What to do: Set each entry down verbatim, omitting images.

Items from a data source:
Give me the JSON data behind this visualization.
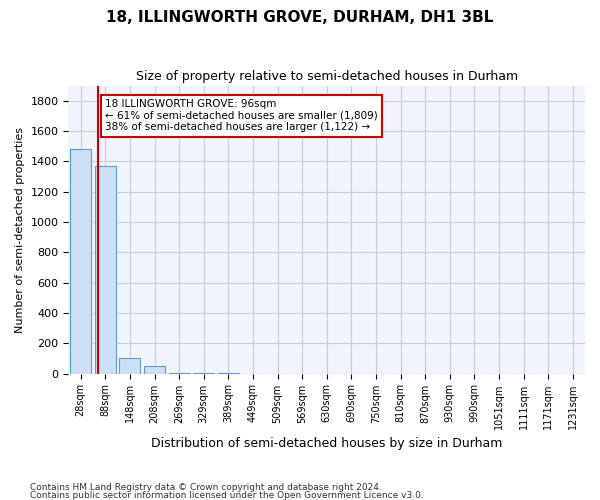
{
  "title": "18, ILLINGWORTH GROVE, DURHAM, DH1 3BL",
  "subtitle": "Size of property relative to semi-detached houses in Durham",
  "xlabel": "Distribution of semi-detached houses by size in Durham",
  "ylabel": "Number of semi-detached properties",
  "footnote1": "Contains HM Land Registry data © Crown copyright and database right 2024.",
  "footnote2": "Contains public sector information licensed under the Open Government Licence v3.0.",
  "bar_labels": [
    "28sqm",
    "88sqm",
    "148sqm",
    "208sqm",
    "269sqm",
    "329sqm",
    "389sqm",
    "449sqm",
    "509sqm",
    "569sqm",
    "630sqm",
    "690sqm",
    "750sqm",
    "810sqm",
    "870sqm",
    "930sqm",
    "990sqm",
    "1051sqm",
    "1111sqm",
    "1171sqm",
    "1231sqm"
  ],
  "bar_values": [
    1480,
    1370,
    105,
    47,
    2,
    1,
    1,
    0,
    0,
    0,
    0,
    0,
    0,
    0,
    0,
    0,
    0,
    0,
    0,
    0,
    0
  ],
  "bar_color": "#cce0f5",
  "bar_edge_color": "#5b9bd5",
  "property_size": 96,
  "property_label": "18 ILLINGWORTH GROVE: 96sqm",
  "pct_smaller": 61,
  "n_smaller": 1809,
  "pct_larger": 38,
  "n_larger": 1122,
  "annotation_box_color": "#ffffff",
  "annotation_box_edge_color": "#cc0000",
  "red_line_color": "#cc0000",
  "ylim": [
    0,
    1900
  ],
  "yticks": [
    0,
    200,
    400,
    600,
    800,
    1000,
    1200,
    1400,
    1600,
    1800
  ],
  "grid_color": "#cccccc",
  "background_color": "#ffffff",
  "plot_bg_color": "#f0f4fc"
}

Result for this exercise:
Give me the JSON data behind this visualization.
{
  "title": "18, ILLINGWORTH GROVE, DURHAM, DH1 3BL",
  "subtitle": "Size of property relative to semi-detached houses in Durham",
  "xlabel": "Distribution of semi-detached houses by size in Durham",
  "ylabel": "Number of semi-detached properties",
  "footnote1": "Contains HM Land Registry data © Crown copyright and database right 2024.",
  "footnote2": "Contains public sector information licensed under the Open Government Licence v3.0.",
  "bar_labels": [
    "28sqm",
    "88sqm",
    "148sqm",
    "208sqm",
    "269sqm",
    "329sqm",
    "389sqm",
    "449sqm",
    "509sqm",
    "569sqm",
    "630sqm",
    "690sqm",
    "750sqm",
    "810sqm",
    "870sqm",
    "930sqm",
    "990sqm",
    "1051sqm",
    "1111sqm",
    "1171sqm",
    "1231sqm"
  ],
  "bar_values": [
    1480,
    1370,
    105,
    47,
    2,
    1,
    1,
    0,
    0,
    0,
    0,
    0,
    0,
    0,
    0,
    0,
    0,
    0,
    0,
    0,
    0
  ],
  "bar_color": "#cce0f5",
  "bar_edge_color": "#5b9bd5",
  "property_size": 96,
  "property_label": "18 ILLINGWORTH GROVE: 96sqm",
  "pct_smaller": 61,
  "n_smaller": 1809,
  "pct_larger": 38,
  "n_larger": 1122,
  "annotation_box_color": "#ffffff",
  "annotation_box_edge_color": "#cc0000",
  "red_line_color": "#cc0000",
  "ylim": [
    0,
    1900
  ],
  "yticks": [
    0,
    200,
    400,
    600,
    800,
    1000,
    1200,
    1400,
    1600,
    1800
  ],
  "grid_color": "#cccccc",
  "background_color": "#ffffff",
  "plot_bg_color": "#f0f4fc"
}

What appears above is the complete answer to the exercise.